[Data excerpts]
⟨
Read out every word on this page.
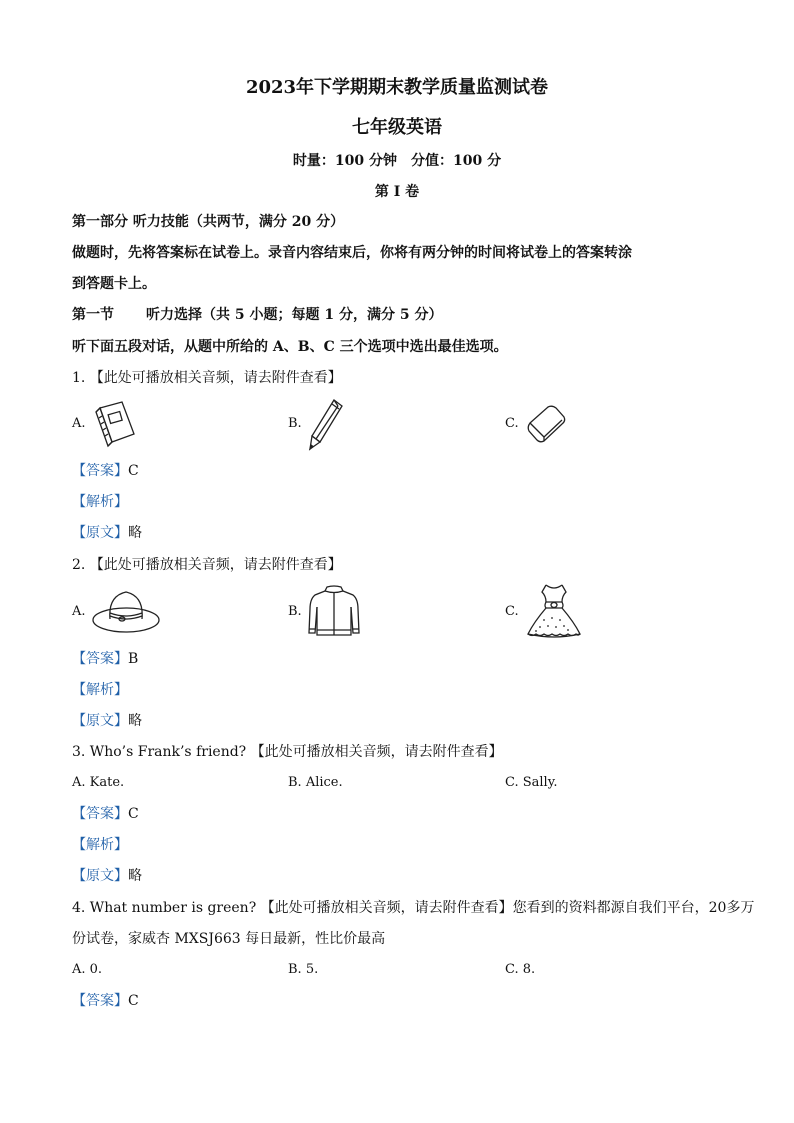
2023年下学期期末教学质量监测试卷
七年级英语
时量：100 分钟　分值：100 分
第 I 卷
第一部分 听力技能（共两节，满分 20 分）
做题时，先将答案标在试卷上。录音内容结束后，你将有两分钟的时间将试卷上的答案转涂
到答题卡上。
第一节 听力选择（共 5 小题；每题 1 分，满分 5 分）
听下面五段对话，从题中所给的 A、B、C 三个选项中选出最佳选项。
1. 【此处可播放相关音频，请去附件查看】
A.	B.	C.
【答案】C
【解析】
【原文】略
2. 【此处可播放相关音频，请去附件查看】
A.	B.	C.
【答案】B
【解析】
【原文】略
3. Who’s Frank’s friend? 【此处可播放相关音频，请去附件查看】
A. Kate.	B. Alice.	C. Sally.
【答案】C
【解析】
【原文】略
4. What number is green? 【此处可播放相关音频，请去附件查看】您看到的资料都源自我们平台，20多万
份试卷，家威杏 MXSJ663 每日最新，性比价最高
A. 0.	B. 5.	C. 8.
【答案】C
⟩
→ **Requirements**
Among the lines of the material, find those that hold the word "请去附件查看" and copy them.

→ **Solution for this problem**
1. 【此处可播放相关音频，请去附件查看】
2. 【此处可播放相关音频，请去附件查看】
3. Who’s Frank’s friend? 【此处可播放相关音频，请去附件查看】
4. What number is green? 【此处可播放相关音频，请去附件查看】您看到的资料都源自我们平台，20多万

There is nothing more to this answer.